[Start]
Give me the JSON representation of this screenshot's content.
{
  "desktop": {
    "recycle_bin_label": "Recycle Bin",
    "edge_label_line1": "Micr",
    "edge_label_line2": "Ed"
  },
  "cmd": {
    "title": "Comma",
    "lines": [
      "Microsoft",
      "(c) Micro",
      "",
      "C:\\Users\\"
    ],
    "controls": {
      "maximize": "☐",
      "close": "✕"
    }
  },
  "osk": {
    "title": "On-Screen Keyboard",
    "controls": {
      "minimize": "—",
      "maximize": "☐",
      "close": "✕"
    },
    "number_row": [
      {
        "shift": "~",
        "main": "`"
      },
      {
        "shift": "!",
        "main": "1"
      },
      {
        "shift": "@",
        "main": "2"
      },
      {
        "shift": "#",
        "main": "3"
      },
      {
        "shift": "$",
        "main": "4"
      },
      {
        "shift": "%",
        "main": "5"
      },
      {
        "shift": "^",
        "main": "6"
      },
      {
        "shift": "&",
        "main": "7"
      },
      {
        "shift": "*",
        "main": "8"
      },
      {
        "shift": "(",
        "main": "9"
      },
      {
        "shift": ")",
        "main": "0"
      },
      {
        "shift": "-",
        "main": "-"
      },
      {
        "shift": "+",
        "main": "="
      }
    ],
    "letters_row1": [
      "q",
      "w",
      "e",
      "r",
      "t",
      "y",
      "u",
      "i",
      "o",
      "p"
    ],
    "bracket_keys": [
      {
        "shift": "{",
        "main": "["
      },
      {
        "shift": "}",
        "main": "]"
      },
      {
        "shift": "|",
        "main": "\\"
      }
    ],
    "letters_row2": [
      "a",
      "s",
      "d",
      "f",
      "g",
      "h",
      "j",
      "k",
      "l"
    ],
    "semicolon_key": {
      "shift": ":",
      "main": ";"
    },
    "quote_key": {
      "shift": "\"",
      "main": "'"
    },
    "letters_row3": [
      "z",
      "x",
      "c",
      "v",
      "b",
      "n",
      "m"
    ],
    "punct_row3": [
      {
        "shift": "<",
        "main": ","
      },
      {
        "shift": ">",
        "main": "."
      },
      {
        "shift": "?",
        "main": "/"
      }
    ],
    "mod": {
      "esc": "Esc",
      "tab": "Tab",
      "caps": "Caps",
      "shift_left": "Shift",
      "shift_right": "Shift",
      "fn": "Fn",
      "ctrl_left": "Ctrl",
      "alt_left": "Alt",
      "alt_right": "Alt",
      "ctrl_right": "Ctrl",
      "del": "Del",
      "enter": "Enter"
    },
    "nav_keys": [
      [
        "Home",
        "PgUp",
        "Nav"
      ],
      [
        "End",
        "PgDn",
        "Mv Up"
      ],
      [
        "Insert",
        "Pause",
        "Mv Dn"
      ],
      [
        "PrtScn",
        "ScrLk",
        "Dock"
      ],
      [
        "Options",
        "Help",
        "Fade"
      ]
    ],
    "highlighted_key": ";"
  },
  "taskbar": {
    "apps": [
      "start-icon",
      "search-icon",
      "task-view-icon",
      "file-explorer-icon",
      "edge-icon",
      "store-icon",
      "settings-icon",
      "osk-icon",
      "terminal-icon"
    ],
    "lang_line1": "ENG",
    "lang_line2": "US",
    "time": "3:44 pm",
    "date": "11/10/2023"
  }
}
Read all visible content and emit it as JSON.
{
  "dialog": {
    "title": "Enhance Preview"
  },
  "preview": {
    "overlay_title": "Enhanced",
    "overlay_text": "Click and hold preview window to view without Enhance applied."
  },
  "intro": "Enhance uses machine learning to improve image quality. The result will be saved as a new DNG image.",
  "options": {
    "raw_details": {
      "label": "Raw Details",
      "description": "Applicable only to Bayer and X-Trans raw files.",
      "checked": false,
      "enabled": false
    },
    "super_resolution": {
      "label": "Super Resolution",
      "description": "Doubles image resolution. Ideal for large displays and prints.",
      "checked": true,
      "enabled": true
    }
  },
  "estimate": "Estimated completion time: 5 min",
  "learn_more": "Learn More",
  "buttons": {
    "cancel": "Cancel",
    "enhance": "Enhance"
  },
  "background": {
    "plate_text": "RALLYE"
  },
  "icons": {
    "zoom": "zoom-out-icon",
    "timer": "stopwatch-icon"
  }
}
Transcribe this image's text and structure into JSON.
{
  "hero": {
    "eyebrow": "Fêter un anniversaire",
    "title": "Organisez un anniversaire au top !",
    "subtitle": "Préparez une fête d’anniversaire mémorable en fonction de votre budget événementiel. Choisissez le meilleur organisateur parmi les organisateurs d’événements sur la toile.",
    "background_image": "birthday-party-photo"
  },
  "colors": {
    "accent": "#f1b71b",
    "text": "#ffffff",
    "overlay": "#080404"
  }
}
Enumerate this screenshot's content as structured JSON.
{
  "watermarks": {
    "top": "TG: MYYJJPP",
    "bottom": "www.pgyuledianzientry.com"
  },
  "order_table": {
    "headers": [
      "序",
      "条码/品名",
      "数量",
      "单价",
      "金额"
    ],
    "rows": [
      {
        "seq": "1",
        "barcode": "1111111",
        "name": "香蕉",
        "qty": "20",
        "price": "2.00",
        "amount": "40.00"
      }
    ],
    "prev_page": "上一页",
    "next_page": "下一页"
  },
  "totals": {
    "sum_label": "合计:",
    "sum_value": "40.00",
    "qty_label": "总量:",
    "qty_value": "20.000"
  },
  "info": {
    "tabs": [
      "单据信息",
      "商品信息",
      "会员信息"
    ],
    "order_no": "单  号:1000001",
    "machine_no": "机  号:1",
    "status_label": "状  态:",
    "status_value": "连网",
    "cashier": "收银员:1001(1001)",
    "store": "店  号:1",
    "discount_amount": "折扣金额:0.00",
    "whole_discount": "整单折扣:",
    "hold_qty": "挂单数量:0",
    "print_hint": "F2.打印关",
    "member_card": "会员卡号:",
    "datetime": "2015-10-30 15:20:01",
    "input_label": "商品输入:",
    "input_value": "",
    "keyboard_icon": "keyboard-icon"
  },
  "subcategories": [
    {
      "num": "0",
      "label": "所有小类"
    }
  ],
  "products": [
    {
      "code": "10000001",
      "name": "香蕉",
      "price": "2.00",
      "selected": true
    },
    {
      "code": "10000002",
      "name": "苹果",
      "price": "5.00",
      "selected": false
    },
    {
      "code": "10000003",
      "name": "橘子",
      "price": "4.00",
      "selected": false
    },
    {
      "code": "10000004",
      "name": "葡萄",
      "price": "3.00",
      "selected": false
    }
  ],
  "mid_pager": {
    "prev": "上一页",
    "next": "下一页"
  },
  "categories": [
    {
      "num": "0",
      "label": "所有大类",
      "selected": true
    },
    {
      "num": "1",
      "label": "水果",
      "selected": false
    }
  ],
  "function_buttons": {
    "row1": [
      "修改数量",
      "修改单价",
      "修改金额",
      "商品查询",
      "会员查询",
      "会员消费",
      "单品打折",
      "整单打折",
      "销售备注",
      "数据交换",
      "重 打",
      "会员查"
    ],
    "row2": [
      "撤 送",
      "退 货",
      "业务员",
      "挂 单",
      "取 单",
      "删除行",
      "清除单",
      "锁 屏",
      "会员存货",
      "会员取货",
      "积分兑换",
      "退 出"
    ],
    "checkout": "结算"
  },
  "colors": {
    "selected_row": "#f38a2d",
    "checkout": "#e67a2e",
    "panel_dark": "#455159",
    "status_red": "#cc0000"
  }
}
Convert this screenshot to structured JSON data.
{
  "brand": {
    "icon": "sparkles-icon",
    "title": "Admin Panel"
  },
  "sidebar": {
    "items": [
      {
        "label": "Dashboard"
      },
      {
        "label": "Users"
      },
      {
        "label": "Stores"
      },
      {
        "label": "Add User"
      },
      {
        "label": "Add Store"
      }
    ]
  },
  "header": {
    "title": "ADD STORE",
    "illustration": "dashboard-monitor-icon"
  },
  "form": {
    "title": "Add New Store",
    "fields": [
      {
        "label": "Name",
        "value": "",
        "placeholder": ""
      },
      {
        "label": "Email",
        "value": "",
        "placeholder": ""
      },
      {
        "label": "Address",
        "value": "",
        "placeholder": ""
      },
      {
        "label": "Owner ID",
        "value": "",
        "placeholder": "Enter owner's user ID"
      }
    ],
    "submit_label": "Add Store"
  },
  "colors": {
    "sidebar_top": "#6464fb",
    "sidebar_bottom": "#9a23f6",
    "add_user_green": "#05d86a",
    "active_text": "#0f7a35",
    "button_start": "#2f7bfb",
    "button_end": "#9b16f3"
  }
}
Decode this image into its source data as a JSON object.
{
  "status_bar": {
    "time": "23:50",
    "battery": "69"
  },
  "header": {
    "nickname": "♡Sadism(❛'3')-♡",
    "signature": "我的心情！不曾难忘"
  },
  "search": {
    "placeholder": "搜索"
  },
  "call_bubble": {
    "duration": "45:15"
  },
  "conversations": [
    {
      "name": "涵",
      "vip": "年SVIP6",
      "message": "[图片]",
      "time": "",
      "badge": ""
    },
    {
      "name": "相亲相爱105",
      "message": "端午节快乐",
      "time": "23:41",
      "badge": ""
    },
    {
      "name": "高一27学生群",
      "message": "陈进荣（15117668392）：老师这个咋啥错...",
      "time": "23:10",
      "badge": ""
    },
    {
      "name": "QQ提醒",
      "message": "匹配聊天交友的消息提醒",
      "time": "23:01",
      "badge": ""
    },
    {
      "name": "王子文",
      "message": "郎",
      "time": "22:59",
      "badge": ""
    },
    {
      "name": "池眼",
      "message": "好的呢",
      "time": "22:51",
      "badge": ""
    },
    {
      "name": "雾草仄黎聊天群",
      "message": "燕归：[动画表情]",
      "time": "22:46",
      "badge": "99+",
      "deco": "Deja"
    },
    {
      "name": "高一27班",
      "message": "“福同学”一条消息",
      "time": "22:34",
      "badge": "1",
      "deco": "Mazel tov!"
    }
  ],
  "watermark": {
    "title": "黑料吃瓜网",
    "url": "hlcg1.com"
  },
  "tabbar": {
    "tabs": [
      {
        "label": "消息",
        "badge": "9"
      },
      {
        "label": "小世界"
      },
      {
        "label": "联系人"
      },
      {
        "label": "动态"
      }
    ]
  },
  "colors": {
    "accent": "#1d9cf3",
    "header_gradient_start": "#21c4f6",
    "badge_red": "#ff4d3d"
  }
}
[End]
EXERCISE REQUIREMENTS:
Return from the data every line that holds "price".

RESPONSE FOR THIS EXERCISE:
        "price": "2.00",
      "price": "2.00",
      "price": "5.00",
      "price": "4.00",
      "price": "3.00",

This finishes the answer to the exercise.